EXERCISE DATA section start

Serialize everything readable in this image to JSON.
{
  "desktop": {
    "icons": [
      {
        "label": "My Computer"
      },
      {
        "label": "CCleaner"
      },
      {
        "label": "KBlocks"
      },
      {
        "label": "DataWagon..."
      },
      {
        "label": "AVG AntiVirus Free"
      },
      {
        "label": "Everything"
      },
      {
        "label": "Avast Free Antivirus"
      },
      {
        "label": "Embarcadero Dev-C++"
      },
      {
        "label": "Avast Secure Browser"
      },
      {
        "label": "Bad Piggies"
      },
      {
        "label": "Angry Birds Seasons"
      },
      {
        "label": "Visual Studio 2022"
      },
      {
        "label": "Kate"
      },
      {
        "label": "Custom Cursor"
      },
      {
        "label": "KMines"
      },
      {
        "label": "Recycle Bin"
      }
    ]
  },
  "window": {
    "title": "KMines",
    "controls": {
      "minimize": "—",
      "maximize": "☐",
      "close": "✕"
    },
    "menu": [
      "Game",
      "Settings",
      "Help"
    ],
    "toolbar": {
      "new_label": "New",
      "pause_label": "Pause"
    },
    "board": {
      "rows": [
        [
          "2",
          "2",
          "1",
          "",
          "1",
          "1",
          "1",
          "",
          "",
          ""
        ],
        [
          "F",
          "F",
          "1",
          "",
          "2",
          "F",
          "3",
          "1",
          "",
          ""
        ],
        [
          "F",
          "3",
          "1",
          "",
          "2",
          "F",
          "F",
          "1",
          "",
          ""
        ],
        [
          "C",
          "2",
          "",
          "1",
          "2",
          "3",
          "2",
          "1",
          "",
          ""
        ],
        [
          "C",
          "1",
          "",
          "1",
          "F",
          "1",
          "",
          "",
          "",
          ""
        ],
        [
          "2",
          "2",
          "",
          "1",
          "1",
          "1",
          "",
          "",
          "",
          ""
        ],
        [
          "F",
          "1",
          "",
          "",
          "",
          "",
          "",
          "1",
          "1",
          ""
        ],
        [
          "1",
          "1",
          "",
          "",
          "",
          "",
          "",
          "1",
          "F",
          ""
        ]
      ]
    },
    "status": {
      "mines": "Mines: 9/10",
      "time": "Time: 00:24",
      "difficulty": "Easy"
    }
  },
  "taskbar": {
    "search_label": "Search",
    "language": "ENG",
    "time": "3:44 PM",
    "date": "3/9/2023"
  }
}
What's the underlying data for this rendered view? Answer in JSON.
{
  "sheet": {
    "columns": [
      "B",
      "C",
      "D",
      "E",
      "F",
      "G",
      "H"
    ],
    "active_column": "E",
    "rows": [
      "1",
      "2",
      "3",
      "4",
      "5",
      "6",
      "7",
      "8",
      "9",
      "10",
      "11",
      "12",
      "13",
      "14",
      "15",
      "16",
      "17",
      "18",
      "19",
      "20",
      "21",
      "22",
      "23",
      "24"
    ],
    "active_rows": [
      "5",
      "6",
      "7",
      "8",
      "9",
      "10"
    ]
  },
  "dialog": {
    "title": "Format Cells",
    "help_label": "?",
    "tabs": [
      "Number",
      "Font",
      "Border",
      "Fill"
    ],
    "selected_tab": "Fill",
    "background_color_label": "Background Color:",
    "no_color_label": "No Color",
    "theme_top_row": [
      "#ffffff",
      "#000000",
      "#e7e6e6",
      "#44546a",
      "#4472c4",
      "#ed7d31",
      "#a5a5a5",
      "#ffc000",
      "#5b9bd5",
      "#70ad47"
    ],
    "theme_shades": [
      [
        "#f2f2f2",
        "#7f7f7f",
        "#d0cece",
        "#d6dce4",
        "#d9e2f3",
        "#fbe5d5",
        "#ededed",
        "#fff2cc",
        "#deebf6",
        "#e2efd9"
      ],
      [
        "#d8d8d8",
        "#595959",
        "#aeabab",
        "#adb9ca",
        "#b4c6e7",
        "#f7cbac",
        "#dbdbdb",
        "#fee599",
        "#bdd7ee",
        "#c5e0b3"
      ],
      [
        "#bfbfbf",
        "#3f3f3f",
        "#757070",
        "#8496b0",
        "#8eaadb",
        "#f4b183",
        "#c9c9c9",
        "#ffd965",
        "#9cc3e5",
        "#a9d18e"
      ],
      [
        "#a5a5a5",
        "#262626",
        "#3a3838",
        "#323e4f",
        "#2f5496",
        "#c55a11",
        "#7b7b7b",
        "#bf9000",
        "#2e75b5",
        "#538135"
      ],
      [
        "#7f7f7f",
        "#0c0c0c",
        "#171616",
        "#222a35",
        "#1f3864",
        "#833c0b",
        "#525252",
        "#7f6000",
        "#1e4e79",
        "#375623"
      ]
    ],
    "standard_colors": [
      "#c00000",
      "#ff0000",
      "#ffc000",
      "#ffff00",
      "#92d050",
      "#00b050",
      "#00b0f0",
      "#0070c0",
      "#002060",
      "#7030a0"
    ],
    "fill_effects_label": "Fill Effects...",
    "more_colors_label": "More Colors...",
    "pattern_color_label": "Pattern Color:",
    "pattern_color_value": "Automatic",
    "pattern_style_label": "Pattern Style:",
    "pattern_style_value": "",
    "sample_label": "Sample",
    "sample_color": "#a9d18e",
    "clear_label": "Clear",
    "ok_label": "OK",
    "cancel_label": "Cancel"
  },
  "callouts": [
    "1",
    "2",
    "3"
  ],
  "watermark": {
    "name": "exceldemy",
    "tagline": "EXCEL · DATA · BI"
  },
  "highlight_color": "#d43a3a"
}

EXERCISE DATA section end

Transcribe every entry exactly, omitting nothing.

Serialize everything readable in this image to JSON.
{
  "desktop": {
    "icons": [
      {
        "label": "My Computer"
      },
      {
        "label": "CCleaner"
      },
      {
        "label": "KBlocks"
      },
      {
        "label": "DataWagon..."
      },
      {
        "label": "AVG AntiVirus Free"
      },
      {
        "label": "Everything"
      },
      {
        "label": "Avast Free Antivirus"
      },
      {
        "label": "Embarcadero Dev-C++"
      },
      {
        "label": "Avast Secure Browser"
      },
      {
        "label": "Bad Piggies"
      },
      {
        "label": "Angry Birds Seasons"
      },
      {
        "label": "Visual Studio 2022"
      },
      {
        "label": "Kate"
      },
      {
        "label": "Custom Cursor"
      },
      {
        "label": "KMines"
      },
      {
        "label": "Recycle Bin"
      }
    ]
  },
  "window": {
    "title": "KMines",
    "controls": {
      "minimize": "—",
      "maximize": "☐",
      "close": "✕"
    },
    "menu": [
      "Game",
      "Settings",
      "Help"
    ],
    "toolbar": {
      "new_label": "New",
      "pause_label": "Pause"
    },
    "board": {
      "rows": [
        [
          "2",
          "2",
          "1",
          "",
          "1",
          "1",
          "1",
          "",
          "",
          ""
        ],
        [
          "F",
          "F",
          "1",
          "",
          "2",
          "F",
          "3",
          "1",
          "",
          ""
        ],
        [
          "F",
          "3",
          "1",
          "",
          "2",
          "F",
          "F",
          "1",
          "",
          ""
        ],
        [
          "C",
          "2",
          "",
          "1",
          "2",
          "3",
          "2",
          "1",
          "",
          ""
        ],
        [
          "C",
          "1",
          "",
          "1",
          "F",
          "1",
          "",
          "",
          "",
          ""
        ],
        [
          "2",
          "2",
          "",
          "1",
          "1",
          "1",
          "",
          "",
          "",
          ""
        ],
        [
          "F",
          "1",
          "",
          "",
          "",
          "",
          "",
          "1",
          "1",
          ""
        ],
        [
          "1",
          "1",
          "",
          "",
          "",
          "",
          "",
          "1",
          "F",
          ""
        ]
      ]
    },
    "status": {
      "mines": "Mines: 9/10",
      "time": "Time: 00:24",
      "difficulty": "Easy"
    }
  },
  "taskbar": {
    "search_label": "Search",
    "language": "ENG",
    "time": "3:44 PM",
    "date": "3/9/2023"
  }
}
What's the underlying data for this rendered view? Answer in JSON.
{
  "sheet": {
    "columns": [
      "B",
      "C",
      "D",
      "E",
      "F",
      "G",
      "H"
    ],
    "active_column": "E",
    "rows": [
      "1",
      "2",
      "3",
      "4",
      "5",
      "6",
      "7",
      "8",
      "9",
      "10",
      "11",
      "12",
      "13",
      "14",
      "15",
      "16",
      "17",
      "18",
      "19",
      "20",
      "21",
      "22",
      "23",
      "24"
    ],
    "active_rows": [
      "5",
      "6",
      "7",
      "8",
      "9",
      "10"
    ]
  },
  "dialog": {
    "title": "Format Cells",
    "help_label": "?",
    "tabs": [
      "Number",
      "Font",
      "Border",
      "Fill"
    ],
    "selected_tab": "Fill",
    "background_color_label": "Background Color:",
    "no_color_label": "No Color",
    "theme_top_row": [
      "#ffffff",
      "#000000",
      "#e7e6e6",
      "#44546a",
      "#4472c4",
      "#ed7d31",
      "#a5a5a5",
      "#ffc000",
      "#5b9bd5",
      "#70ad47"
    ],
    "theme_shades": [
      [
        "#f2f2f2",
        "#7f7f7f",
        "#d0cece",
        "#d6dce4",
        "#d9e2f3",
        "#fbe5d5",
        "#ededed",
        "#fff2cc",
        "#deebf6",
        "#e2efd9"
      ],
      [
        "#d8d8d8",
        "#595959",
        "#aeabab",
        "#adb9ca",
        "#b4c6e7",
        "#f7cbac",
        "#dbdbdb",
        "#fee599",
        "#bdd7ee",
        "#c5e0b3"
      ],
      [
        "#bfbfbf",
        "#3f3f3f",
        "#757070",
        "#8496b0",
        "#8eaadb",
        "#f4b183",
        "#c9c9c9",
        "#ffd965",
        "#9cc3e5",
        "#a9d18e"
      ],
      [
        "#a5a5a5",
        "#262626",
        "#3a3838",
        "#323e4f",
        "#2f5496",
        "#c55a11",
        "#7b7b7b",
        "#bf9000",
        "#2e75b5",
        "#538135"
      ],
      [
        "#7f7f7f",
        "#0c0c0c",
        "#171616",
        "#222a35",
        "#1f3864",
        "#833c0b",
        "#525252",
        "#7f6000",
        "#1e4e79",
        "#375623"
      ]
    ],
    "standard_colors": [
      "#c00000",
      "#ff0000",
      "#ffc000",
      "#ffff00",
      "#92d050",
      "#00b050",
      "#00b0f0",
      "#0070c0",
      "#002060",
      "#7030a0"
    ],
    "fill_effects_label": "Fill Effects...",
    "more_colors_label": "More Colors...",
    "pattern_color_label": "Pattern Color:",
    "pattern_color_value": "Automatic",
    "pattern_style_label": "Pattern Style:",
    "pattern_style_value": "",
    "sample_label": "Sample",
    "sample_color": "#a9d18e",
    "clear_label": "Clear",
    "ok_label": "OK",
    "cancel_label": "Cancel"
  },
  "callouts": [
    "1",
    "2",
    "3"
  ],
  "watermark": {
    "name": "exceldemy",
    "tagline": "EXCEL · DATA · BI"
  },
  "highlight_color": "#d43a3a"
}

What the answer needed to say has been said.